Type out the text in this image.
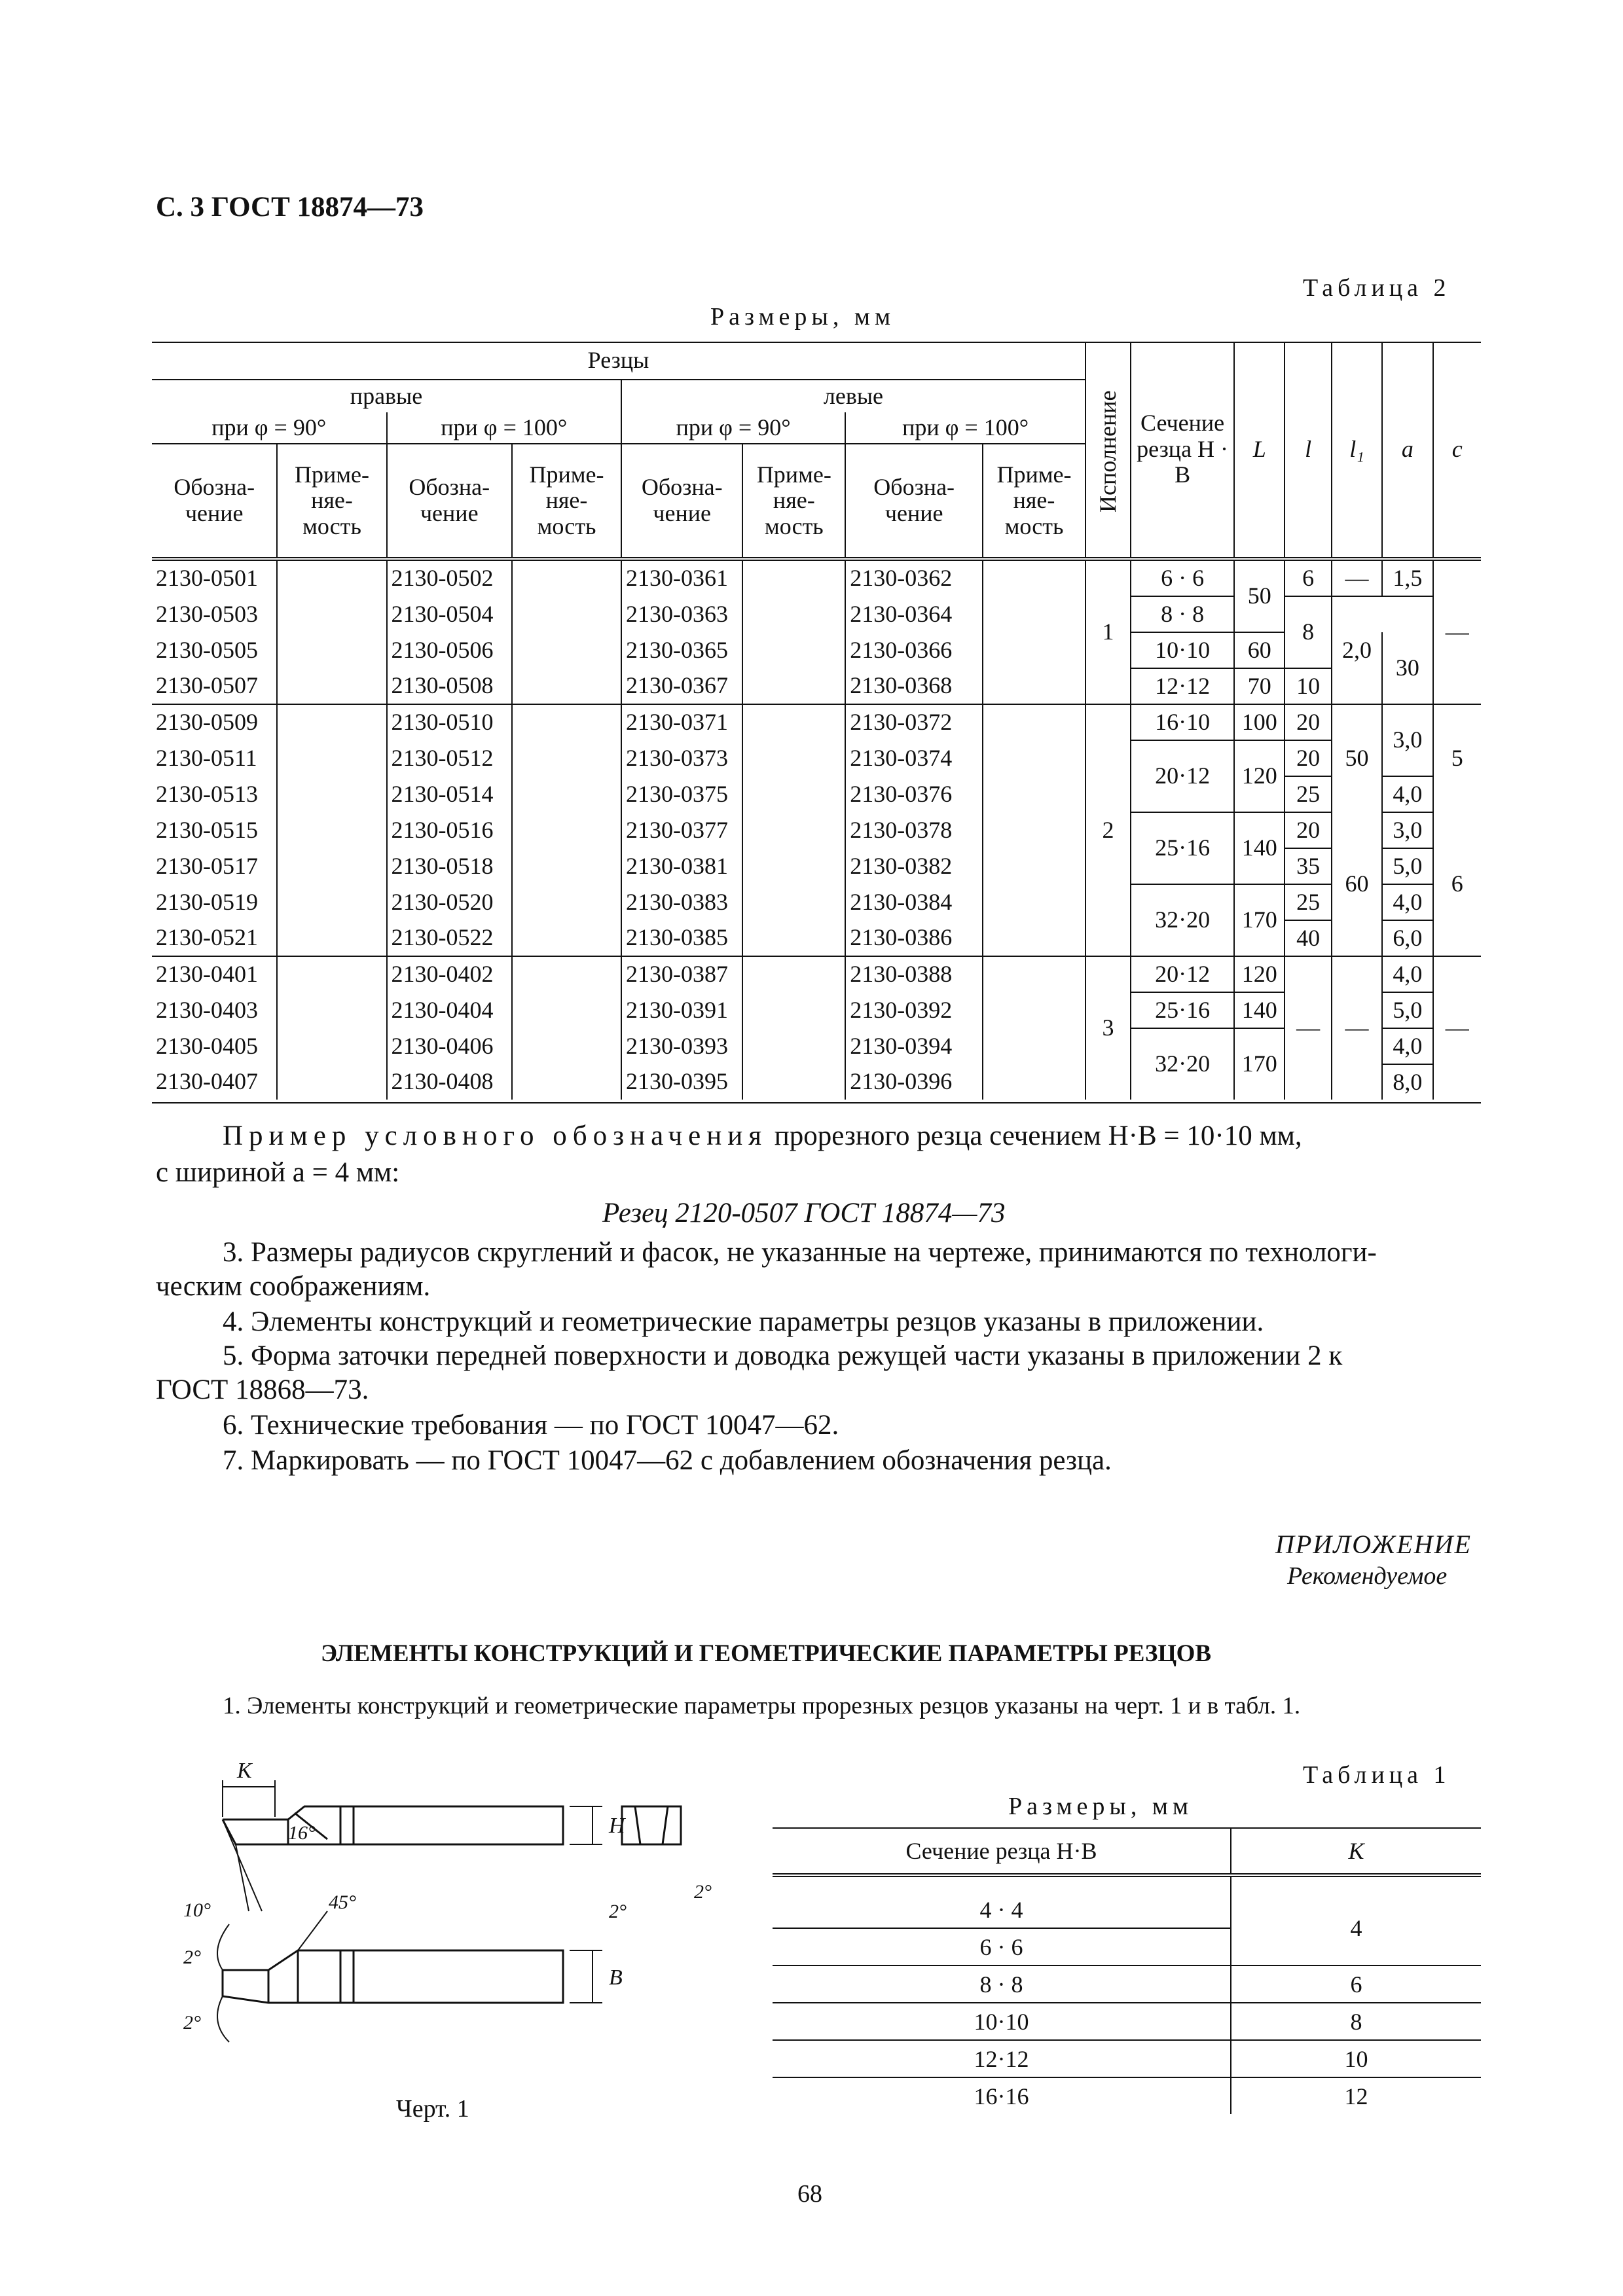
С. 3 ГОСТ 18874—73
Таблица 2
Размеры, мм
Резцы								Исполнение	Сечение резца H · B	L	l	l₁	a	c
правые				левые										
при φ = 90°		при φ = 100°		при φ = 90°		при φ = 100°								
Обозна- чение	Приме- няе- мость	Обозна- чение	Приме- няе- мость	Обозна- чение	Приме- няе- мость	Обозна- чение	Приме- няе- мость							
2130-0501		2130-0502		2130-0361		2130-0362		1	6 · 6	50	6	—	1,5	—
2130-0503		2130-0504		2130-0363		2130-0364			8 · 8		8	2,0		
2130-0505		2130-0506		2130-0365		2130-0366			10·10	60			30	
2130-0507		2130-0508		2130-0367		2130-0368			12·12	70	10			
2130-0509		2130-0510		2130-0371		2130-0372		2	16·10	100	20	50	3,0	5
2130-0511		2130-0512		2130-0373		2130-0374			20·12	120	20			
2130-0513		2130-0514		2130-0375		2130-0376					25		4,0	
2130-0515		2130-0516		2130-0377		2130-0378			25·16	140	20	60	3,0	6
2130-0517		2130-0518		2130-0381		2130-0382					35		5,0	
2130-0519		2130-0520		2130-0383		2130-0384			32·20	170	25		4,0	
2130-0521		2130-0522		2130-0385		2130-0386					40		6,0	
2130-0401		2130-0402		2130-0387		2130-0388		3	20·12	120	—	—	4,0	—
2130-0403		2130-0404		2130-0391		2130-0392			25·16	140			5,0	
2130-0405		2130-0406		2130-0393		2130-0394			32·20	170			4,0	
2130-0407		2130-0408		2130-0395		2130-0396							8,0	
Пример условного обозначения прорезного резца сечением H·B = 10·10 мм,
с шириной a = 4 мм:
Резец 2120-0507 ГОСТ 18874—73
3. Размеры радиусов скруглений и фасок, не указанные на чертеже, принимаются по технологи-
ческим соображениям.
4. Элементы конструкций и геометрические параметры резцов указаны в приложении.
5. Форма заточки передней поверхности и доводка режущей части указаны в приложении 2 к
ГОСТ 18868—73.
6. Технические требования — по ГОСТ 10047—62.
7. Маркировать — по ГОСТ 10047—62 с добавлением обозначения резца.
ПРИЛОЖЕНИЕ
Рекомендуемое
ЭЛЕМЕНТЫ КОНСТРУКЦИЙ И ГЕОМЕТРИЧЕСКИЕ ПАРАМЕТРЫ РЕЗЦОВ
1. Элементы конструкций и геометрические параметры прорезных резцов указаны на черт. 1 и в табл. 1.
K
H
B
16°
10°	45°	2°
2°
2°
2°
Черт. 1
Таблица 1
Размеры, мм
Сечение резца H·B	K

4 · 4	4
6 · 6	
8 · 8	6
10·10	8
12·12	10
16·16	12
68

----------------

● **Challenge**
Without including any pictures, reproduce the listing exactly.

● **Written response**
Type out the text in this image.
С. 3 ГОСТ 18874—73
Таблица 2
Размеры, мм
Резцы								Исполнение	Сечение резца H · B	L	l	l₁	a	c
правые				левые										
при φ = 90°		при φ = 100°		при φ = 90°		при φ = 100°								
Обозна- чение	Приме- няе- мость	Обозна- чение	Приме- няе- мость	Обозна- чение	Приме- няе- мость	Обозна- чение	Приме- няе- мость							
2130-0501		2130-0502		2130-0361		2130-0362		1	6 · 6	50	6	—	1,5	—
2130-0503		2130-0504		2130-0363		2130-0364			8 · 8		8	2,0		
2130-0505		2130-0506		2130-0365		2130-0366			10·10	60			30	
2130-0507		2130-0508		2130-0367		2130-0368			12·12	70	10			
2130-0509		2130-0510		2130-0371		2130-0372		2	16·10	100	20	50	3,0	5
2130-0511		2130-0512		2130-0373		2130-0374			20·12	120	20			
2130-0513		2130-0514		2130-0375		2130-0376					25		4,0	
2130-0515		2130-0516		2130-0377		2130-0378			25·16	140	20	60	3,0	6
2130-0517		2130-0518		2130-0381		2130-0382					35		5,0	
2130-0519		2130-0520		2130-0383		2130-0384			32·20	170	25		4,0	
2130-0521		2130-0522		2130-0385		2130-0386					40		6,0	
2130-0401		2130-0402		2130-0387		2130-0388		3	20·12	120	—	—	4,0	—
2130-0403		2130-0404		2130-0391		2130-0392			25·16	140			5,0	
2130-0405		2130-0406		2130-0393		2130-0394			32·20	170			4,0	
2130-0407		2130-0408		2130-0395		2130-0396							8,0	
Пример условного обозначения прорезного резца сечением H·B = 10·10 мм,
с шириной a = 4 мм:
Резец 2120-0507 ГОСТ 18874—73
3. Размеры радиусов скруглений и фасок, не указанные на чертеже, принимаются по технологи-
ческим соображениям.
4. Элементы конструкций и геометрические параметры резцов указаны в приложении.
5. Форма заточки передней поверхности и доводка режущей части указаны в приложении 2 к
ГОСТ 18868—73.
6. Технические требования — по ГОСТ 10047—62.
7. Маркировать — по ГОСТ 10047—62 с добавлением обозначения резца.
ПРИЛОЖЕНИЕ
Рекомендуемое
ЭЛЕМЕНТЫ КОНСТРУКЦИЙ И ГЕОМЕТРИЧЕСКИЕ ПАРАМЕТРЫ РЕЗЦОВ
1. Элементы конструкций и геометрические параметры прорезных резцов указаны на черт. 1 и в табл. 1.
K
H
B
16°
10°	45°	2°
2°
2°
2°
Черт. 1
Таблица 1
Размеры, мм
Сечение резца H·B	K

4 · 4	4
6 · 6	
8 · 8	6
10·10	8
12·12	10
16·16	12
68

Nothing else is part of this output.